-- BEGIN --
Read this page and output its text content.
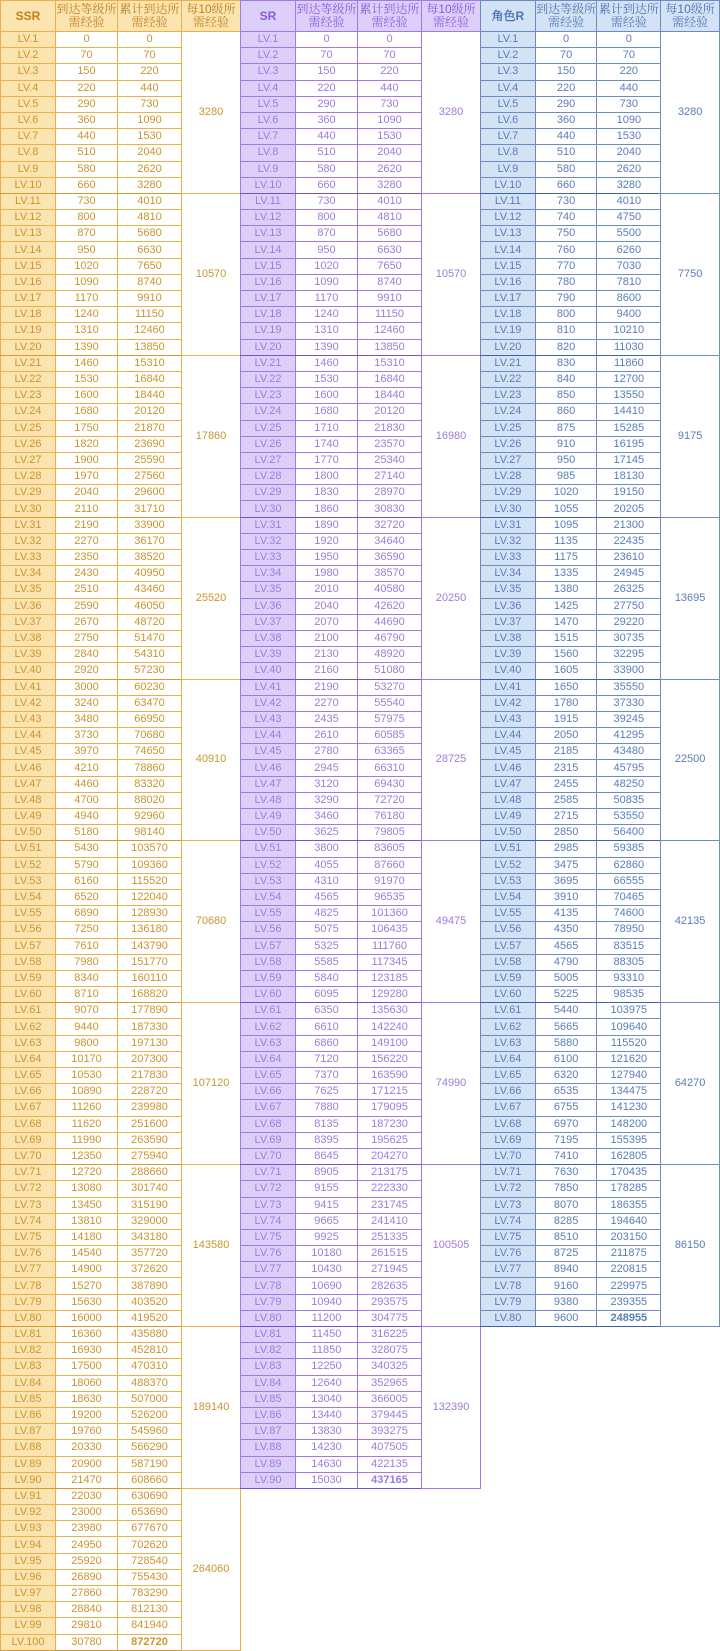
SSR	到达等级所需经验	累计到达所需经验	每10级所需经验
LV.1	0	0	3280
LV.2	70	70	
LV.3	150	220	
LV.4	220	440	
LV.5	290	730	
LV.6	360	1090	
LV.7	440	1530	
LV.8	510	2040	
LV.9	580	2620	
LV.10	660	3280	
LV.11	730	4010	10570
LV.12	800	4810	
LV.13	870	5680	
LV.14	950	6630	
LV.15	1020	7650	
LV.16	1090	8740	
LV.17	1170	9910	
LV.18	1240	11150	
LV.19	1310	12460	
LV.20	1390	13850	
LV.21	1460	15310	17860
LV.22	1530	16840	
LV.23	1600	18440	
LV.24	1680	20120	
LV.25	1750	21870	
LV.26	1820	23690	
LV.27	1900	25590	
LV.28	1970	27560	
LV.29	2040	29600	
LV.30	2110	31710	
LV.31	2190	33900	25520
LV.32	2270	36170	
LV.33	2350	38520	
LV.34	2430	40950	
LV.35	2510	43460	
LV.36	2590	46050	
LV.37	2670	48720	
LV.38	2750	51470	
LV.39	2840	54310	
LV.40	2920	57230	
LV.41	3000	60230	40910
LV.42	3240	63470	
LV.43	3480	66950	
LV.44	3730	70680	
LV.45	3970	74650	
LV.46	4210	78860	
LV.47	4460	83320	
LV.48	4700	88020	
LV.49	4940	92960	
LV.50	5180	98140	
LV.51	5430	103570	70680
LV.52	5790	109360	
LV.53	6160	115520	
LV.54	6520	122040	
LV.55	6890	128930	
LV.56	7250	136180	
LV.57	7610	143790	
LV.58	7980	151770	
LV.59	8340	160110	
LV.60	8710	168820	
LV.61	9070	177890	107120
LV.62	9440	187330	
LV.63	9800	197130	
LV.64	10170	207300	
LV.65	10530	217830	
LV.66	10890	228720	
LV.67	11260	239980	
LV.68	11620	251600	
LV.69	11990	263590	
LV.70	12350	275940	
LV.71	12720	288660	143580
LV.72	13080	301740	
LV.73	13450	315190	
LV.74	13810	329000	
LV.75	14180	343180	
LV.76	14540	357720	
LV.77	14900	372620	
LV.78	15270	387890	
LV.79	15630	403520	
LV.80	16000	419520	
LV.81	16360	435880	189140
LV.82	16930	452810	
LV.83	17500	470310	
LV.84	18060	488370	
LV.85	18630	507000	
LV.86	19200	526200	
LV.87	19760	545960	
LV.88	20330	566290	
LV.89	20900	587190	
LV.90	21470	608660	
LV.91	22030	630690	264060
LV.92	23000	653690	
LV.93	23980	677670	
LV.94	24950	702620	
LV.95	25920	728540	
LV.96	26890	755430	
LV.97	27860	783290	
LV.98	28840	812130	
LV.99	29810	841940	
LV.100	30780	872720	
SR	到达等级所需经验	累计到达所需经验	每10级所需经验
LV.1	0	0	3280
LV.2	70	70	
LV.3	150	220	
LV.4	220	440	
LV.5	290	730	
LV.6	360	1090	
LV.7	440	1530	
LV.8	510	2040	
LV.9	580	2620	
LV.10	660	3280	
LV.11	730	4010	10570
LV.12	800	4810	
LV.13	870	5680	
LV.14	950	6630	
LV.15	1020	7650	
LV.16	1090	8740	
LV.17	1170	9910	
LV.18	1240	11150	
LV.19	1310	12460	
LV.20	1390	13850	
LV.21	1460	15310	16980
LV.22	1530	16840	
LV.23	1600	18440	
LV.24	1680	20120	
LV.25	1710	21830	
LV.26	1740	23570	
LV.27	1770	25340	
LV.28	1800	27140	
LV.29	1830	28970	
LV.30	1860	30830	
LV.31	1890	32720	20250
LV.32	1920	34640	
LV.33	1950	36590	
LV.34	1980	38570	
LV.35	2010	40580	
LV.36	2040	42620	
LV.37	2070	44690	
LV.38	2100	46790	
LV.39	2130	48920	
LV.40	2160	51080	
LV.41	2190	53270	28725
LV.42	2270	55540	
LV.43	2435	57975	
LV.44	2610	60585	
LV.45	2780	63365	
LV.46	2945	66310	
LV.47	3120	69430	
LV.48	3290	72720	
LV.49	3460	76180	
LV.50	3625	79805	
LV.51	3800	83605	49475
LV.52	4055	87660	
LV.53	4310	91970	
LV.54	4565	96535	
LV.55	4825	101360	
LV.56	5075	106435	
LV.57	5325	111760	
LV.58	5585	117345	
LV.59	5840	123185	
LV.60	6095	129280	
LV.61	6350	135630	74990
LV.62	6610	142240	
LV.63	6860	149100	
LV.64	7120	156220	
LV.65	7370	163590	
LV.66	7625	171215	
LV.67	7880	179095	
LV.68	8135	187230	
LV.69	8395	195625	
LV.70	8645	204270	
LV.71	8905	213175	100505
LV.72	9155	222330	
LV.73	9415	231745	
LV.74	9665	241410	
LV.75	9925	251335	
LV.76	10180	261515	
LV.77	10430	271945	
LV.78	10690	282635	
LV.79	10940	293575	
LV.80	11200	304775	
LV.81	11450	316225	132390
LV.82	11850	328075	
LV.83	12250	340325	
LV.84	12640	352965	
LV.85	13040	366005	
LV.86	13440	379445	
LV.87	13830	393275	
LV.88	14230	407505	
LV.89	14630	422135	
LV.90	15030	437165	
角色R	到达等级所需经验	累计到达所需经验	每10级所需经验
LV.1	0	0	3280
LV.2	70	70	
LV.3	150	220	
LV.4	220	440	
LV.5	290	730	
LV.6	360	1090	
LV.7	440	1530	
LV.8	510	2040	
LV.9	580	2620	
LV.10	660	3280	
LV.11	730	4010	7750
LV.12	740	4750	
LV.13	750	5500	
LV.14	760	6260	
LV.15	770	7030	
LV.16	780	7810	
LV.17	790	8600	
LV.18	800	9400	
LV.19	810	10210	
LV.20	820	11030	
LV.21	830	11860	9175
LV.22	840	12700	
LV.23	850	13550	
LV.24	860	14410	
LV.25	875	15285	
LV.26	910	16195	
LV.27	950	17145	
LV.28	985	18130	
LV.29	1020	19150	
LV.30	1055	20205	
LV.31	1095	21300	13695
LV.32	1135	22435	
LV.33	1175	23610	
LV.34	1335	24945	
LV.35	1380	26325	
LV.36	1425	27750	
LV.37	1470	29220	
LV.38	1515	30735	
LV.39	1560	32295	
LV.40	1605	33900	
LV.41	1650	35550	22500
LV.42	1780	37330	
LV.43	1915	39245	
LV.44	2050	41295	
LV.45	2185	43480	
LV.46	2315	45795	
LV.47	2455	48250	
LV.48	2585	50835	
LV.49	2715	53550	
LV.50	2850	56400	
LV.51	2985	59385	42135
LV.52	3475	62860	
LV.53	3695	66555	
LV.54	3910	70465	
LV.55	4135	74600	
LV.56	4350	78950	
LV.57	4565	83515	
LV.58	4790	88305	
LV.59	5005	93310	
LV.60	5225	98535	
LV.61	5440	103975	64270
LV.62	5665	109640	
LV.63	5880	115520	
LV.64	6100	121620	
LV.65	6320	127940	
LV.66	6535	134475	
LV.67	6755	141230	
LV.68	6970	148200	
LV.69	7195	155395	
LV.70	7410	162805	
LV.71	7630	170435	86150
LV.72	7850	178285	
LV.73	8070	186355	
LV.74	8285	194640	
LV.75	8510	203150	
LV.76	8725	211875	
LV.77	8940	220815	
LV.78	9160	229975	
LV.79	9380	239355	
LV.80	9600	248955	
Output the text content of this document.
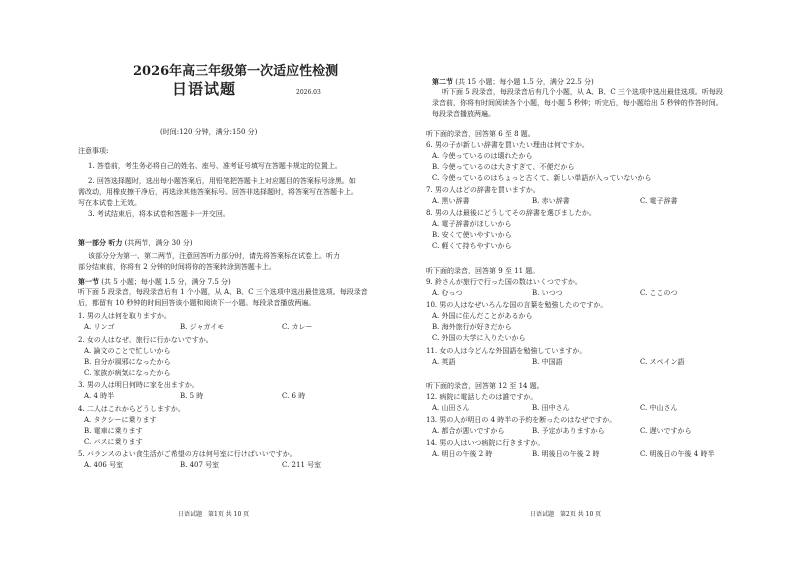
2026年高三年级第一次适应性检测
日语试题	2026.03
(时间:120 分钟，满分:150 分)
注意事项:
1. 答卷前，考生务必将自己的姓名、座号、准考证号填写在答题卡规定的位置上。
2. 回答选择题时，选出每小题答案后，用铅笔把答题卡上对应题目的答案标号涂黑。如
需改动，用橡皮擦干净后，再选涂其他答案标号。回答非选择题时，将答案写在答题卡上。
写在本试卷上无效。
3. 考试结束后，将本试卷和答题卡一并交回。
第一部分 听力 (共两节，满分 30 分)
该部分分为第一、第二两节，注意回答听力部分时，请先将答案标在试卷上。听力
部分结束前，你将有 2 分钟的时间将你的答案转涂到答题卡上。
第一节 (共 5 小题；每小题 1.5 分，满分 7.5 分)
听下面 5 段录音，每段录音后有 1 个小题，从 A、B、C 三个选项中选出最佳选项。每段录音
后，都留有 10 秒钟的时间回答该小题和阅读下一小题。每段录音播放两遍。
1. 男の人は何を取りますか。
A. リンゴ	B. ジャガイモ	C. カレー
2. 女の人はなぜ、旅行に行かないですか。
A. 論文のことで忙しいから
B. 自分が風邪になったから
C. 家族が病気になったから
3. 男の人は明日何時に家を出ますか。
A. 4 時半	B. 5 時	C. 6 時
4. 二人はこれからどうしますか。
A. タクシーに乗ります
B. 電車に乗ります
C. バスに乗ります
5. バランスのよい食生活がご希望の方は何号室に行けばいいですか。
A. 406 号室	B. 407 号室	C. 211 号室
日语试题　第1页 共 10 页
第二节 (共 15 小题；每小题 1.5 分，满分 22.5 分)
听下面 5 段录音，每段录音后有几个小题，从 A、B、C 三个选项中选出最佳选项。听每段
录音前，你将有时间阅读各个小题，每小题 5 秒钟；听完后，每小题给出 5 秒钟的作答时间。
每段录音播放两遍。
听下面的录音，回答第 6 至 8 题。
6. 男の子が新しい辞書を買いたい理由は何ですか。
A. 今使っているのは壊れたから
B. 今使っているのは大きすぎて、不便だから
C. 今使っているのはちょっと古くて、新しい単語が入っていないから
7. 男の人はどの辞書を買いますか。
A. 黒い辞書	B. 赤い辞書	C. 電子辞書
8. 男の人は最後にどうしてその辞書を選びましたか。
A. 電子辞書がほしいから
B. 安くて使いやすいから
C. 軽くて持ちやすいから
听下面的录音，回答第 9 至 11 题。
9. 鈴さんが旅行で行った国の数はいくつですか。
A. むっつ	B. いつつ	C. ここのつ
10. 男の人はなぜいろんな国の言葉を勉強したのですか。
A. 外国に住んだことがあるから
B. 海外旅行が好きだから
C. 外国の大学に入りたいから
11. 女の人は今どんな外国語を勉強していますか。
A. 英語	B. 中国語	C. スペイン語
听下面的录音，回答第 12 至 14 题。
12. 病院に電話したのは誰ですか。
A. 山田さん	B. 田中さん	C. 中山さん
13. 男の人が明日の 4 時半の予約を断ったのはなぜですか。
A. 都合が悪いですから	B. 予定がありますから	C. 遅いですから
14. 男の人はいつ病院に行きますか。
A. 明日の午後 2 時	B. 明後日の午後 2 時	C. 明後日の午後 4 時半
日语试题　第2页 共 10 页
-- END --
■ **Goal of the exercise**:
Copy out every line in the listing where the word "text" appears.

■ **Problem solution**:
Read this page and output its text content.
Output the text content of this document.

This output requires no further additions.